* Begin SUPPLIED ENTRIES *

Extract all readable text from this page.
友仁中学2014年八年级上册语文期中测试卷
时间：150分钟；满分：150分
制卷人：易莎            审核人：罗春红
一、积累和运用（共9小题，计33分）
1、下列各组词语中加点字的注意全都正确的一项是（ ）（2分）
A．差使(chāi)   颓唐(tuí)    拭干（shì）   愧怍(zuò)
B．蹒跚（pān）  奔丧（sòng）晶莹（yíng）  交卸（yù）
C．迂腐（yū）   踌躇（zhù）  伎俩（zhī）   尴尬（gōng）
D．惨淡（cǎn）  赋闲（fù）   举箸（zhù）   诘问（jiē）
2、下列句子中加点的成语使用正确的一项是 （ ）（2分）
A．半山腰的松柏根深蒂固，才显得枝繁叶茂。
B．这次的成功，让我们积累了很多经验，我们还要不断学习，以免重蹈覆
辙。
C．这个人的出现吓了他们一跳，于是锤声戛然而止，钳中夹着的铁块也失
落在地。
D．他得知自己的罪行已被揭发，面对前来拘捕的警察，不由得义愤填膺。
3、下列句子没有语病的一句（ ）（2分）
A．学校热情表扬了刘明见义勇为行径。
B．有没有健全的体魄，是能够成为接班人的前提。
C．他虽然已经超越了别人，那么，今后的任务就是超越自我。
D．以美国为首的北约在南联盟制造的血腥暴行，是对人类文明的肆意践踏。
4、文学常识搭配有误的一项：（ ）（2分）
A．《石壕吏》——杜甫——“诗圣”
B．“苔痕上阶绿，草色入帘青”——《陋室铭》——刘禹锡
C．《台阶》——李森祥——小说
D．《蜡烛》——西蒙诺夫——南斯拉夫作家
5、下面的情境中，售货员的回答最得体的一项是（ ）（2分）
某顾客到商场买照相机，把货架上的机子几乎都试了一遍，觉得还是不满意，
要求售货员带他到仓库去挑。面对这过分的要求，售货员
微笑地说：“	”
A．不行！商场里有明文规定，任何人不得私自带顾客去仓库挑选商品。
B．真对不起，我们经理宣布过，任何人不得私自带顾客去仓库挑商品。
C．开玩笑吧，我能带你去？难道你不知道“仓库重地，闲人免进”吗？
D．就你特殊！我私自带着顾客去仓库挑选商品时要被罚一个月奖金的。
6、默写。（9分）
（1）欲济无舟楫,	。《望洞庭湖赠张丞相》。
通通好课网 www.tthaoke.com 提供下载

* End SUPPLIED ENTRIES *

WHAT THE TASK ASKS - Quote each line of the data above exactly as written.

EXPECTED OUTPUT -
Extract all readable text from this page.
友仁中学2014年八年级上册语文期中测试卷
时间：150分钟；满分：150分
制卷人：易莎            审核人：罗春红
一、积累和运用（共9小题，计33分）
1、下列各组词语中加点字的注意全都正确的一项是（ ）（2分）
A．差使(chāi)   颓唐(tuí)    拭干（shì）   愧怍(zuò)
B．蹒跚（pān）  奔丧（sòng）晶莹（yíng）  交卸（yù）
C．迂腐（yū）   踌躇（zhù）  伎俩（zhī）   尴尬（gōng）
D．惨淡（cǎn）  赋闲（fù）   举箸（zhù）   诘问（jiē）
2、下列句子中加点的成语使用正确的一项是 （ ）（2分）
A．半山腰的松柏根深蒂固，才显得枝繁叶茂。
B．这次的成功，让我们积累了很多经验，我们还要不断学习，以免重蹈覆
辙。
C．这个人的出现吓了他们一跳，于是锤声戛然而止，钳中夹着的铁块也失
落在地。
D．他得知自己的罪行已被揭发，面对前来拘捕的警察，不由得义愤填膺。
3、下列句子没有语病的一句（ ）（2分）
A．学校热情表扬了刘明见义勇为行径。
B．有没有健全的体魄，是能够成为接班人的前提。
C．他虽然已经超越了别人，那么，今后的任务就是超越自我。
D．以美国为首的北约在南联盟制造的血腥暴行，是对人类文明的肆意践踏。
4、文学常识搭配有误的一项：（ ）（2分）
A．《石壕吏》——杜甫——“诗圣”
B．“苔痕上阶绿，草色入帘青”——《陋室铭》——刘禹锡
C．《台阶》——李森祥——小说
D．《蜡烛》——西蒙诺夫——南斯拉夫作家
5、下面的情境中，售货员的回答最得体的一项是（ ）（2分）
某顾客到商场买照相机，把货架上的机子几乎都试了一遍，觉得还是不满意，
要求售货员带他到仓库去挑。面对这过分的要求，售货员
微笑地说：“	”
A．不行！商场里有明文规定，任何人不得私自带顾客去仓库挑选商品。
B．真对不起，我们经理宣布过，任何人不得私自带顾客去仓库挑商品。
C．开玩笑吧，我能带你去？难道你不知道“仓库重地，闲人免进”吗？
D．就你特殊！我私自带着顾客去仓库挑选商品时要被罚一个月奖金的。
6、默写。（9分）
（1）欲济无舟楫,	。《望洞庭湖赠张丞相》。
通通好课网 www.tthaoke.com 提供下载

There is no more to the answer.